***** RAW RECORDS
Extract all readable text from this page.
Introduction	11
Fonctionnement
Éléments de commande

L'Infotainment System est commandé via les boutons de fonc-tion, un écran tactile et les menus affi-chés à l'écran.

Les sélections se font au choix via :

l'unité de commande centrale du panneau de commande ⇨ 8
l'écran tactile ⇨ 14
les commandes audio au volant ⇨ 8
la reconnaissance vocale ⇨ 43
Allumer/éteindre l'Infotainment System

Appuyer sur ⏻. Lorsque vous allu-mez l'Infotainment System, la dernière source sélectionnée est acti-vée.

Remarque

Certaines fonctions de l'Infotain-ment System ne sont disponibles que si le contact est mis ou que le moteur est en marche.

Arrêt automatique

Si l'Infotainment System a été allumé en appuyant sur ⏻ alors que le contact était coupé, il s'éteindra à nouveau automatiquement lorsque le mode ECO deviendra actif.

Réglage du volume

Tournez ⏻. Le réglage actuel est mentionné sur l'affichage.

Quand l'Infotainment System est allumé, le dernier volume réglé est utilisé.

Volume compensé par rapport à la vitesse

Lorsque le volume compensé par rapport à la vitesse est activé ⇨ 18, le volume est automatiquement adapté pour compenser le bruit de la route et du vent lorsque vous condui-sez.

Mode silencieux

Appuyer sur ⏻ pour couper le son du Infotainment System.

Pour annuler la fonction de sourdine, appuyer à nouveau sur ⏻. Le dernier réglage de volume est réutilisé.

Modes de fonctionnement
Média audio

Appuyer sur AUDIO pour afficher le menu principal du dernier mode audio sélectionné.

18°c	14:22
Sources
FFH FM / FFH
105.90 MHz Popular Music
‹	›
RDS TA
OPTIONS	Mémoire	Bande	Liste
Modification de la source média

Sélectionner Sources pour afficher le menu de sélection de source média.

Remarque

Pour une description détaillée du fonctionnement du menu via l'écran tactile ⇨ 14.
**********
→ **WHAT IS BEING ASKED**
Display every line of the listing that contains the string "contact".

→ **WORKED ANSWER**
Certaines fonctions de l'Infotain-ment System ne sont disponibles que si le contact est mis ou que le moteur est en marche.
Si l'Infotainment System a été allumé en appuyant sur ⏻ alors que le contact était coupé, il s'éteindra à nouveau automatiquement lorsque le mode ECO deviendra actif.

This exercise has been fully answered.